# EXERCISE GOAL:
Reproduce the records below in full and without edits, omitting images.

▽

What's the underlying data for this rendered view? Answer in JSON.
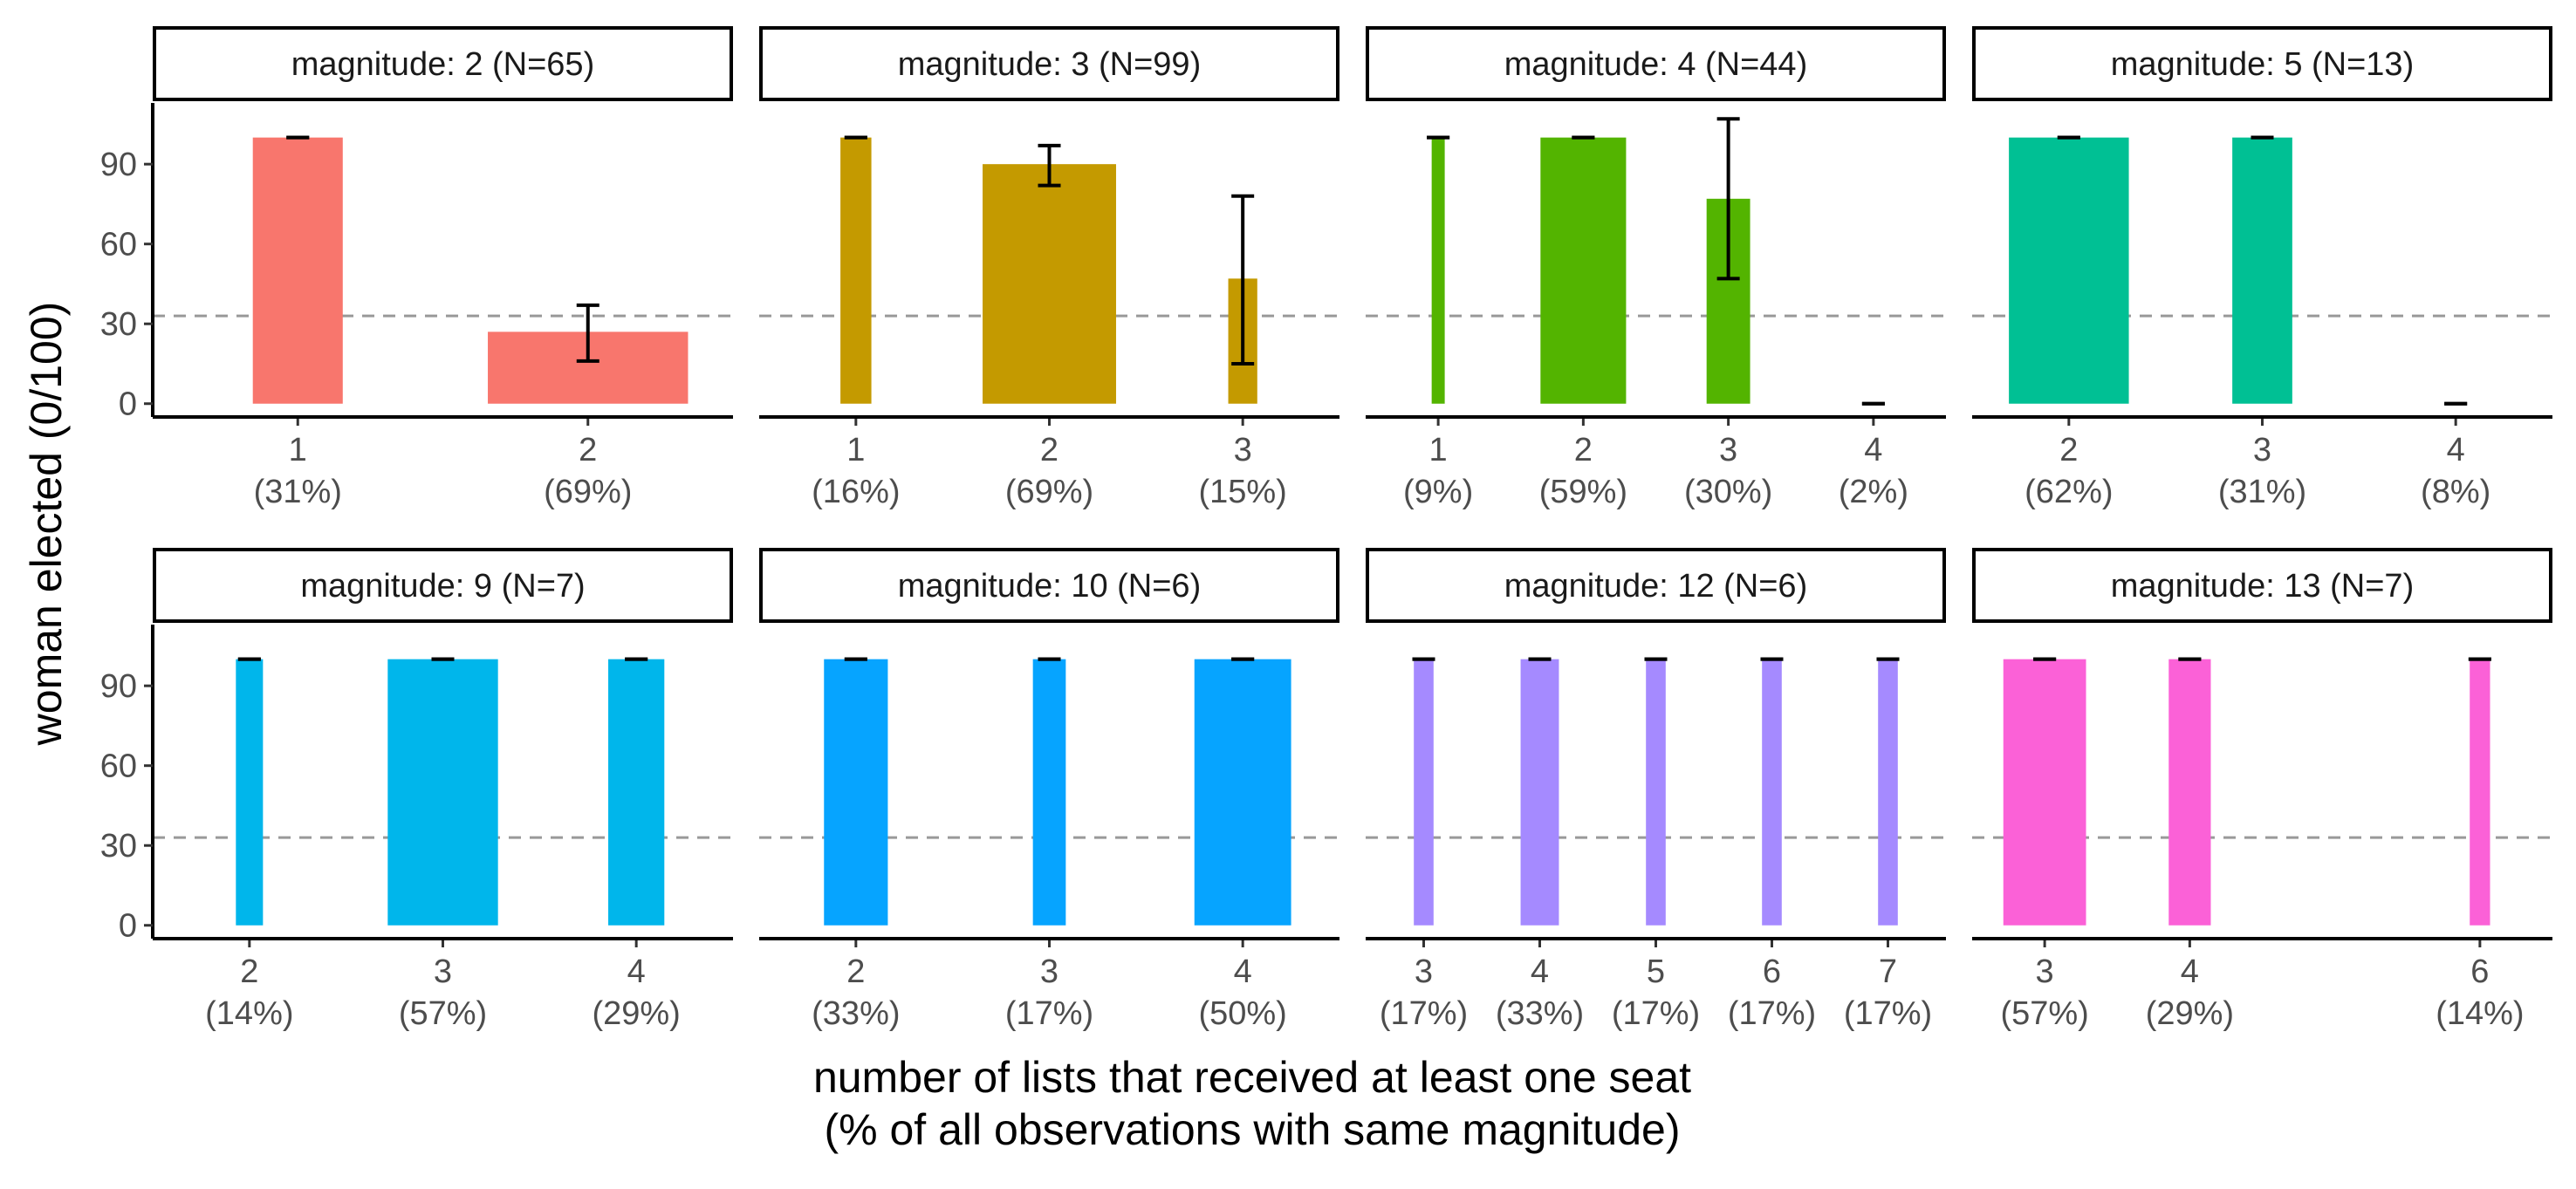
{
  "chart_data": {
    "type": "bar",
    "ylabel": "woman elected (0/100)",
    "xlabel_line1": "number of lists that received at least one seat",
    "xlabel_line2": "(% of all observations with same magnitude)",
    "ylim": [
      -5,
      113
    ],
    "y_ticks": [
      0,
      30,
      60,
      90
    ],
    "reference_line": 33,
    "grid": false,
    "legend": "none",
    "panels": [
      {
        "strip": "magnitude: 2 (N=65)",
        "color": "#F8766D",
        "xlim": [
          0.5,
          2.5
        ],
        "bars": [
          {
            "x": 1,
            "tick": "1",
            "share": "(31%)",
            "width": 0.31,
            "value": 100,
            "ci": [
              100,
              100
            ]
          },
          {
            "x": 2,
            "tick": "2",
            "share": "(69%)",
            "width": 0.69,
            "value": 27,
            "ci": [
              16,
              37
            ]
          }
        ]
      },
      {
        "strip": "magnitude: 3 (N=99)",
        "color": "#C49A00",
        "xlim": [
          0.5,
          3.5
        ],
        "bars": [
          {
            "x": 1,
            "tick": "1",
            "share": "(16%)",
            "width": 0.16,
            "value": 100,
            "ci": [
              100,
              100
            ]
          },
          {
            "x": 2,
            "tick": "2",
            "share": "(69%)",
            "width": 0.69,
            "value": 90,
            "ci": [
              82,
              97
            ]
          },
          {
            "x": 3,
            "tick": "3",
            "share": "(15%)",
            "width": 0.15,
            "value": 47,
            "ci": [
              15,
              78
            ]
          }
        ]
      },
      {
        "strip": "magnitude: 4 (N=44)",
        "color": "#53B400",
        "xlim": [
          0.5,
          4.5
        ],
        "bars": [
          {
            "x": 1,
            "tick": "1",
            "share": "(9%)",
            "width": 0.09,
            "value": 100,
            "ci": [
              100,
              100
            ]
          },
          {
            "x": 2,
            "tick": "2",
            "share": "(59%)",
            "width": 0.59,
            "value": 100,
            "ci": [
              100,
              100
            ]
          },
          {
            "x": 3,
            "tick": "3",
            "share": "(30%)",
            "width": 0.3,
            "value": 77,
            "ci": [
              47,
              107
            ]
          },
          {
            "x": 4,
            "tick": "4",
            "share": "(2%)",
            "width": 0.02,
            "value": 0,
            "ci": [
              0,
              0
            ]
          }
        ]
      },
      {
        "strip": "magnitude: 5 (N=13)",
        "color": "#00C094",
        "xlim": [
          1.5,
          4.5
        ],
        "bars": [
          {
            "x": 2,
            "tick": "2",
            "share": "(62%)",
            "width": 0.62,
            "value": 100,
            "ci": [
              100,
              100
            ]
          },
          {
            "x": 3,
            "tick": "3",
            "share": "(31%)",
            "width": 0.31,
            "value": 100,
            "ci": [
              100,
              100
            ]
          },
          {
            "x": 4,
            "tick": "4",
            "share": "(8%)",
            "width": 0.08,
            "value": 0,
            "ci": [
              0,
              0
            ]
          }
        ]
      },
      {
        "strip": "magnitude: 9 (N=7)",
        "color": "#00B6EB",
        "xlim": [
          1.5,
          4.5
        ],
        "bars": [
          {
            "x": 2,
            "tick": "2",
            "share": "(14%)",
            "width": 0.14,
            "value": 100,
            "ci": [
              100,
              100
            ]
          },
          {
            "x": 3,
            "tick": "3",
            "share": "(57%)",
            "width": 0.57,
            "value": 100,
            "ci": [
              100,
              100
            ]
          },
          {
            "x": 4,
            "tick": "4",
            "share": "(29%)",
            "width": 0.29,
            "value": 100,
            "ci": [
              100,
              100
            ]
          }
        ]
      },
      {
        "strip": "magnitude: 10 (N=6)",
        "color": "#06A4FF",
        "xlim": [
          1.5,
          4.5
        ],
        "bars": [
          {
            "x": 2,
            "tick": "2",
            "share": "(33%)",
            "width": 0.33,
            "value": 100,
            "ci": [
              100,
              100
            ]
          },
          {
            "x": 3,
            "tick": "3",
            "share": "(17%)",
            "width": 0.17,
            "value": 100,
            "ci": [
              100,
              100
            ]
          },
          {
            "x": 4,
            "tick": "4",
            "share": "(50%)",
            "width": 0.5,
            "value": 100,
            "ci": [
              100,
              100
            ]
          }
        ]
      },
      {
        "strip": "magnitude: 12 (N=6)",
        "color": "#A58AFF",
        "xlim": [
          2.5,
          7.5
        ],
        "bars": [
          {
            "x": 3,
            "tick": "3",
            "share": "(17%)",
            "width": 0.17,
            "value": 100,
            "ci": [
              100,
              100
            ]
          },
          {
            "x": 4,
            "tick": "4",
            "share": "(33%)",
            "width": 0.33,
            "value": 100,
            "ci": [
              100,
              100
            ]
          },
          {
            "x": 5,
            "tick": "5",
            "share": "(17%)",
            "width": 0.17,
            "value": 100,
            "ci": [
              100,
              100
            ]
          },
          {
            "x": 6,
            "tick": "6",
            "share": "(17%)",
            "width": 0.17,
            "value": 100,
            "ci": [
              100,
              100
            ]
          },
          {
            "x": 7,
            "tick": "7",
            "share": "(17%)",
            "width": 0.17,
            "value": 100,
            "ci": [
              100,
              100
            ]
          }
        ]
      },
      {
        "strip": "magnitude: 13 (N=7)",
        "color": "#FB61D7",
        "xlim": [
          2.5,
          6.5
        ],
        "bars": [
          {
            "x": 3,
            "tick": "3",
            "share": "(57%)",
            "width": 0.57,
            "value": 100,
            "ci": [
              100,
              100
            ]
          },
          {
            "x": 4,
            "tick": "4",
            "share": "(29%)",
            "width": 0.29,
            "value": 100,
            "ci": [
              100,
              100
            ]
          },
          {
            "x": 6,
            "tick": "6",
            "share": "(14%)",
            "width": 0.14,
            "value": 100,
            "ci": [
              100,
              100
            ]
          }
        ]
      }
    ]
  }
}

△

# COMPLETED EXERCISE:
What's the underlying data for this rendered view? Answer in JSON.
{
  "chart_data": {
    "type": "bar",
    "ylabel": "woman elected (0/100)",
    "xlabel_line1": "number of lists that received at least one seat",
    "xlabel_line2": "(% of all observations with same magnitude)",
    "ylim": [
      -5,
      113
    ],
    "y_ticks": [
      0,
      30,
      60,
      90
    ],
    "reference_line": 33,
    "grid": false,
    "legend": "none",
    "panels": [
      {
        "strip": "magnitude: 2 (N=65)",
        "color": "#F8766D",
        "xlim": [
          0.5,
          2.5
        ],
        "bars": [
          {
            "x": 1,
            "tick": "1",
            "share": "(31%)",
            "width": 0.31,
            "value": 100,
            "ci": [
              100,
              100
            ]
          },
          {
            "x": 2,
            "tick": "2",
            "share": "(69%)",
            "width": 0.69,
            "value": 27,
            "ci": [
              16,
              37
            ]
          }
        ]
      },
      {
        "strip": "magnitude: 3 (N=99)",
        "color": "#C49A00",
        "xlim": [
          0.5,
          3.5
        ],
        "bars": [
          {
            "x": 1,
            "tick": "1",
            "share": "(16%)",
            "width": 0.16,
            "value": 100,
            "ci": [
              100,
              100
            ]
          },
          {
            "x": 2,
            "tick": "2",
            "share": "(69%)",
            "width": 0.69,
            "value": 90,
            "ci": [
              82,
              97
            ]
          },
          {
            "x": 3,
            "tick": "3",
            "share": "(15%)",
            "width": 0.15,
            "value": 47,
            "ci": [
              15,
              78
            ]
          }
        ]
      },
      {
        "strip": "magnitude: 4 (N=44)",
        "color": "#53B400",
        "xlim": [
          0.5,
          4.5
        ],
        "bars": [
          {
            "x": 1,
            "tick": "1",
            "share": "(9%)",
            "width": 0.09,
            "value": 100,
            "ci": [
              100,
              100
            ]
          },
          {
            "x": 2,
            "tick": "2",
            "share": "(59%)",
            "width": 0.59,
            "value": 100,
            "ci": [
              100,
              100
            ]
          },
          {
            "x": 3,
            "tick": "3",
            "share": "(30%)",
            "width": 0.3,
            "value": 77,
            "ci": [
              47,
              107
            ]
          },
          {
            "x": 4,
            "tick": "4",
            "share": "(2%)",
            "width": 0.02,
            "value": 0,
            "ci": [
              0,
              0
            ]
          }
        ]
      },
      {
        "strip": "magnitude: 5 (N=13)",
        "color": "#00C094",
        "xlim": [
          1.5,
          4.5
        ],
        "bars": [
          {
            "x": 2,
            "tick": "2",
            "share": "(62%)",
            "width": 0.62,
            "value": 100,
            "ci": [
              100,
              100
            ]
          },
          {
            "x": 3,
            "tick": "3",
            "share": "(31%)",
            "width": 0.31,
            "value": 100,
            "ci": [
              100,
              100
            ]
          },
          {
            "x": 4,
            "tick": "4",
            "share": "(8%)",
            "width": 0.08,
            "value": 0,
            "ci": [
              0,
              0
            ]
          }
        ]
      },
      {
        "strip": "magnitude: 9 (N=7)",
        "color": "#00B6EB",
        "xlim": [
          1.5,
          4.5
        ],
        "bars": [
          {
            "x": 2,
            "tick": "2",
            "share": "(14%)",
            "width": 0.14,
            "value": 100,
            "ci": [
              100,
              100
            ]
          },
          {
            "x": 3,
            "tick": "3",
            "share": "(57%)",
            "width": 0.57,
            "value": 100,
            "ci": [
              100,
              100
            ]
          },
          {
            "x": 4,
            "tick": "4",
            "share": "(29%)",
            "width": 0.29,
            "value": 100,
            "ci": [
              100,
              100
            ]
          }
        ]
      },
      {
        "strip": "magnitude: 10 (N=6)",
        "color": "#06A4FF",
        "xlim": [
          1.5,
          4.5
        ],
        "bars": [
          {
            "x": 2,
            "tick": "2",
            "share": "(33%)",
            "width": 0.33,
            "value": 100,
            "ci": [
              100,
              100
            ]
          },
          {
            "x": 3,
            "tick": "3",
            "share": "(17%)",
            "width": 0.17,
            "value": 100,
            "ci": [
              100,
              100
            ]
          },
          {
            "x": 4,
            "tick": "4",
            "share": "(50%)",
            "width": 0.5,
            "value": 100,
            "ci": [
              100,
              100
            ]
          }
        ]
      },
      {
        "strip": "magnitude: 12 (N=6)",
        "color": "#A58AFF",
        "xlim": [
          2.5,
          7.5
        ],
        "bars": [
          {
            "x": 3,
            "tick": "3",
            "share": "(17%)",
            "width": 0.17,
            "value": 100,
            "ci": [
              100,
              100
            ]
          },
          {
            "x": 4,
            "tick": "4",
            "share": "(33%)",
            "width": 0.33,
            "value": 100,
            "ci": [
              100,
              100
            ]
          },
          {
            "x": 5,
            "tick": "5",
            "share": "(17%)",
            "width": 0.17,
            "value": 100,
            "ci": [
              100,
              100
            ]
          },
          {
            "x": 6,
            "tick": "6",
            "share": "(17%)",
            "width": 0.17,
            "value": 100,
            "ci": [
              100,
              100
            ]
          },
          {
            "x": 7,
            "tick": "7",
            "share": "(17%)",
            "width": 0.17,
            "value": 100,
            "ci": [
              100,
              100
            ]
          }
        ]
      },
      {
        "strip": "magnitude: 13 (N=7)",
        "color": "#FB61D7",
        "xlim": [
          2.5,
          6.5
        ],
        "bars": [
          {
            "x": 3,
            "tick": "3",
            "share": "(57%)",
            "width": 0.57,
            "value": 100,
            "ci": [
              100,
              100
            ]
          },
          {
            "x": 4,
            "tick": "4",
            "share": "(29%)",
            "width": 0.29,
            "value": 100,
            "ci": [
              100,
              100
            ]
          },
          {
            "x": 6,
            "tick": "6",
            "share": "(14%)",
            "width": 0.14,
            "value": 100,
            "ci": [
              100,
              100
            ]
          }
        ]
      }
    ]
  }
}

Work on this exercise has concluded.